● **Task directions**
Work out the number of lines containing "Комплексы". Give that number alone.

● **Records**

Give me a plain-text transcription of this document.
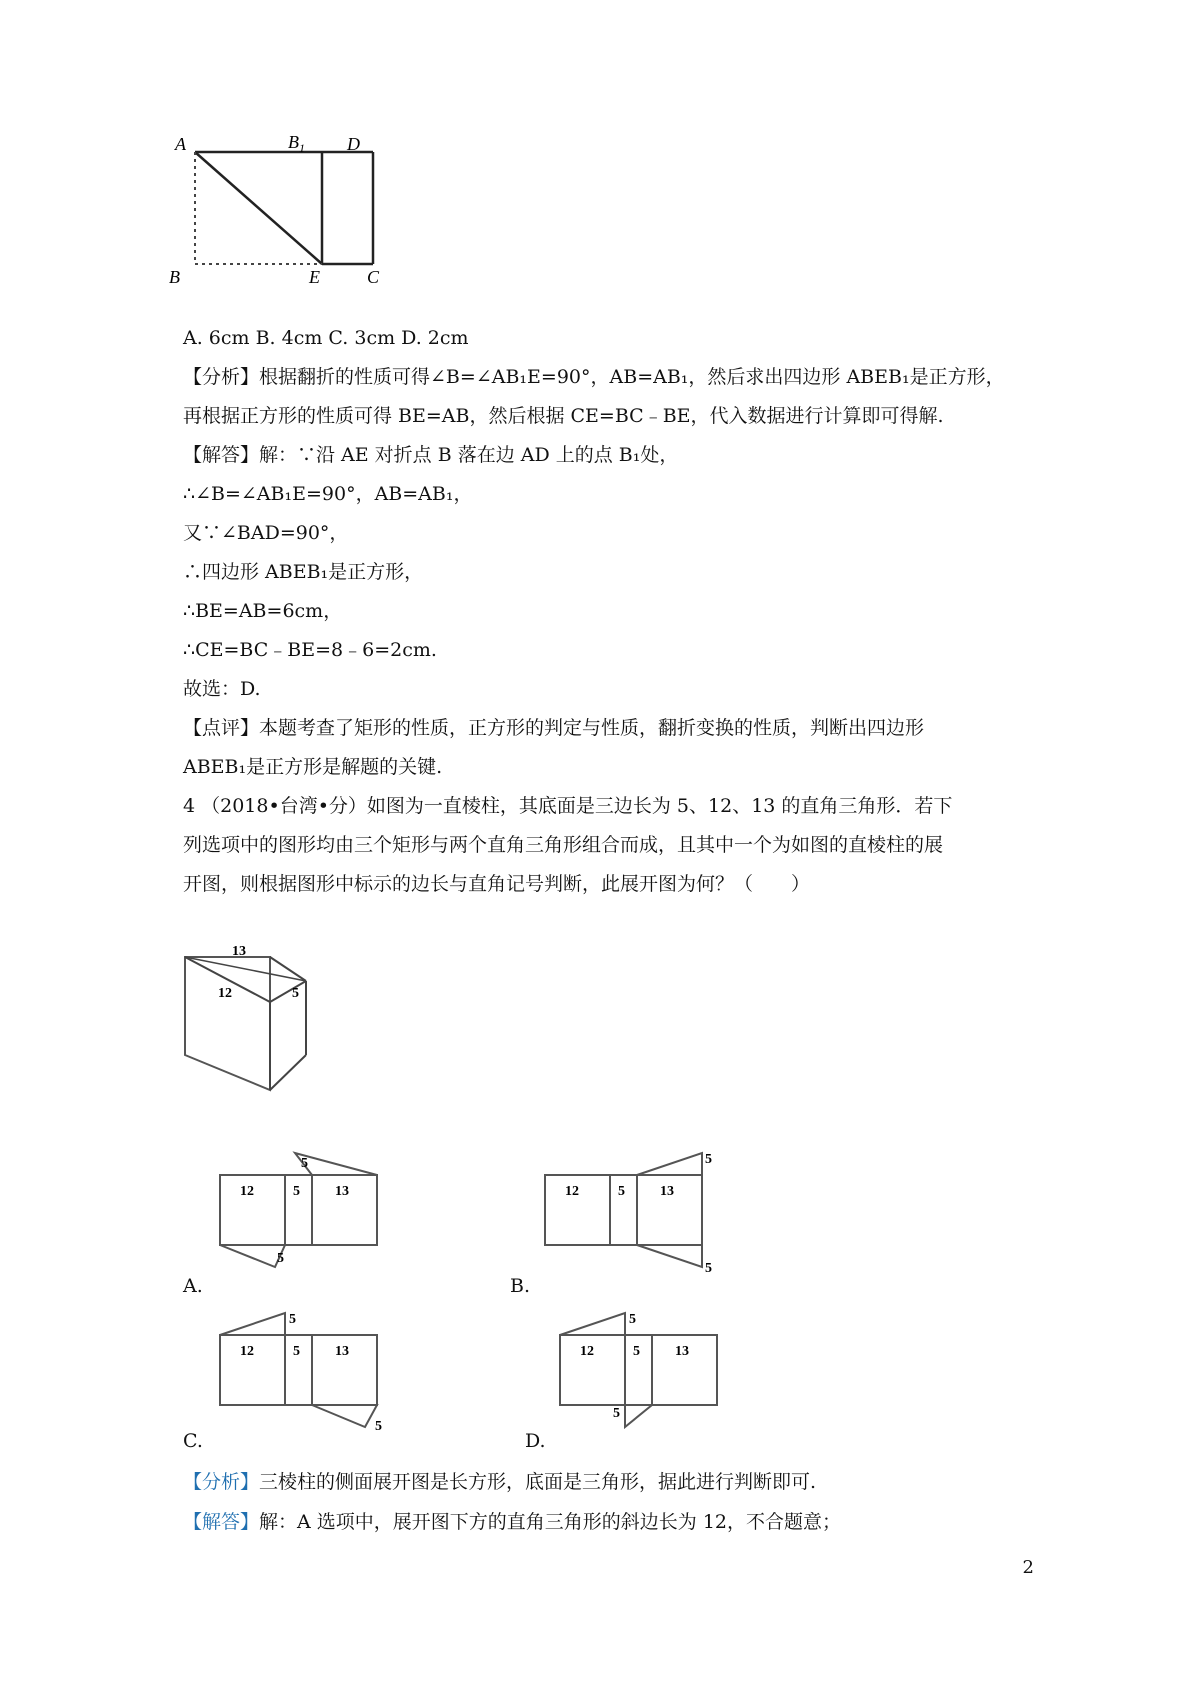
A	$B_1$ D
B	E	C
A. 6cm B. 4cm C. 3cm D. 2cm
【分析】根据翻折的性质可得∠B=∠AB₁E=90°，AB=AB₁，然后求出四边形 ABEB₁是正方形，
再根据正方形的性质可得 BE=AB，然后根据 CE=BC﹣BE，代入数据进行计算即可得解.
【解答】解：∵沿 AE 对折点 B 落在边 AD 上的点 B₁处，
∴∠B=∠AB₁E=90°，AB=AB₁，
又∵∠BAD=90°，
∴四边形 ABEB₁是正方形，
∴BE=AB=6cm，
∴CE=BC﹣BE=8﹣6=2cm.
故选：D.
【点评】本题考查了矩形的性质，正方形的判定与性质，翻折变换的性质，判断出四边形
ABEB₁是正方形是解题的关键.
4 （2018•台湾•分）如图为一直棱柱，其底面是三边长为 5、12、13 的直角三角形．若下
列选项中的图形均由三个矩形与两个直角三角形组合而成，且其中一个为如图的直棱柱的展
开图，则根据图形中标示的边长与直角记号判断，此展开图为何？（　　）
13
12	5
12	5	13
5
5
A.
12	5	13
5
5
B.
12	5	13
5
5
C.
12	5	13
5
5
D.
【分析】三棱柱的侧面展开图是长方形，底面是三角形，据此进行判断即可.
【解答】解：A 选项中，展开图下方的直角三角形的斜边长为 12，不合题意；
2
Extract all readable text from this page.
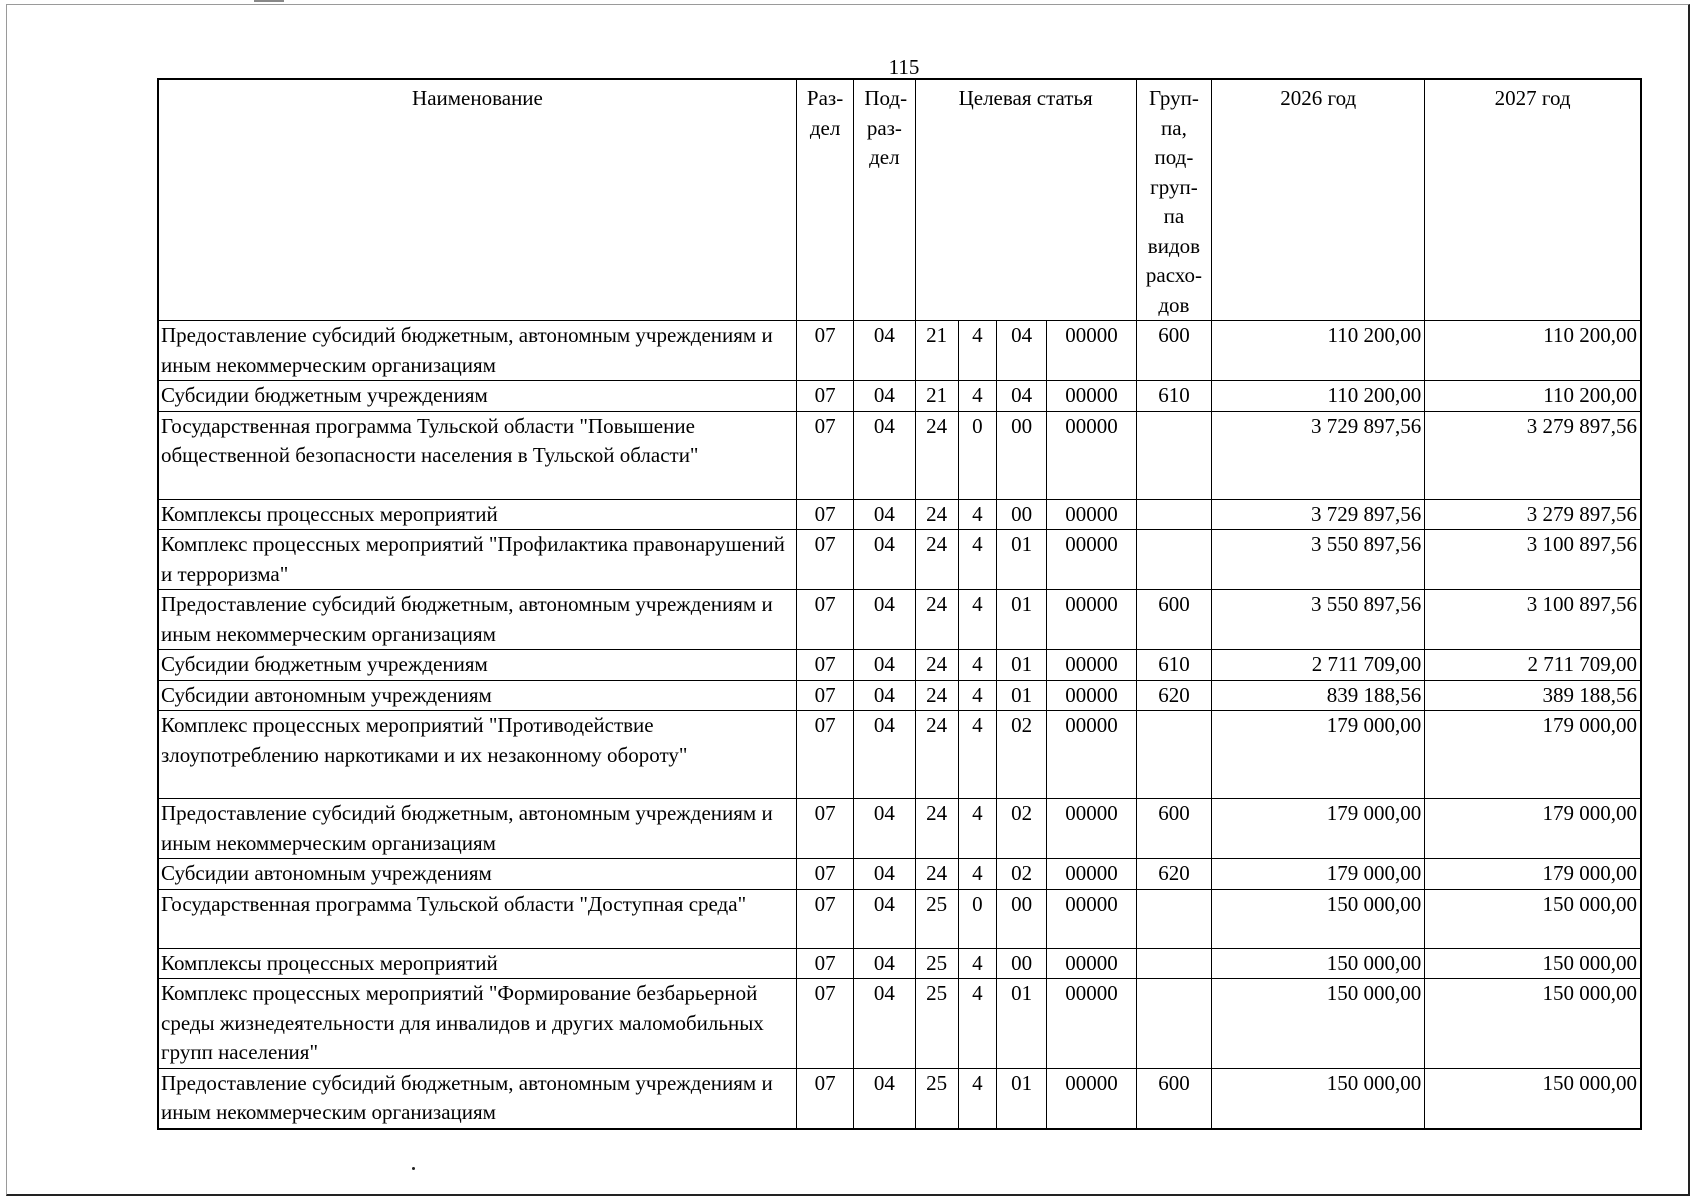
115
Наименование	Раз-дел	Под-раз-дел	Целевая статья				Груп-па, под-груп-па видов расхо-дов	2026 год	2027 год
Предоставление субсидий бюджетным, автономным учреждениям и иным некоммерческим организациям	07	04	21	4	04	00000	600	110 200,00	110 200,00
Субсидии бюджетным учреждениям	07	04	21	4	04	00000	610	110 200,00	110 200,00
Государственная программа Тульской области "Повышение общественной безопасности населения в Тульской области"	07	04	24	0	00	00000		3 729 897,56	3 279 897,56
Комплексы процессных мероприятий	07	04	24	4	00	00000		3 729 897,56	3 279 897,56
Комплекс процессных мероприятий "Профилактика правонарушений и терроризма"	07	04	24	4	01	00000		3 550 897,56	3 100 897,56
Предоставление субсидий бюджетным, автономным учреждениям и иным некоммерческим организациям	07	04	24	4	01	00000	600	3 550 897,56	3 100 897,56
Субсидии бюджетным учреждениям	07	04	24	4	01	00000	610	2 711 709,00	2 711 709,00
Субсидии автономным учреждениям	07	04	24	4	01	00000	620	839 188,56	389 188,56
Комплекс процессных мероприятий "Противодействие злоупотреблению наркотиками и их незаконному обороту"	07	04	24	4	02	00000		179 000,00	179 000,00
Предоставление субсидий бюджетным, автономным учреждениям и иным некоммерческим организациям	07	04	24	4	02	00000	600	179 000,00	179 000,00
Субсидии автономным учреждениям	07	04	24	4	02	00000	620	179 000,00	179 000,00
Государственная программа Тульской области "Доступная среда"	07	04	25	0	00	00000		150 000,00	150 000,00
Комплексы процессных мероприятий	07	04	25	4	00	00000		150 000,00	150 000,00
Комплекс процессных мероприятий "Формирование безбарьерной среды жизнедеятельности для инвалидов и других маломобильных групп населения"	07	04	25	4	01	00000		150 000,00	150 000,00
Предоставление субсидий бюджетным, автономным учреждениям и иным некоммерческим организациям	07	04	25	4	01	00000	600	150 000,00	150 000,00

● **Correct answer**
2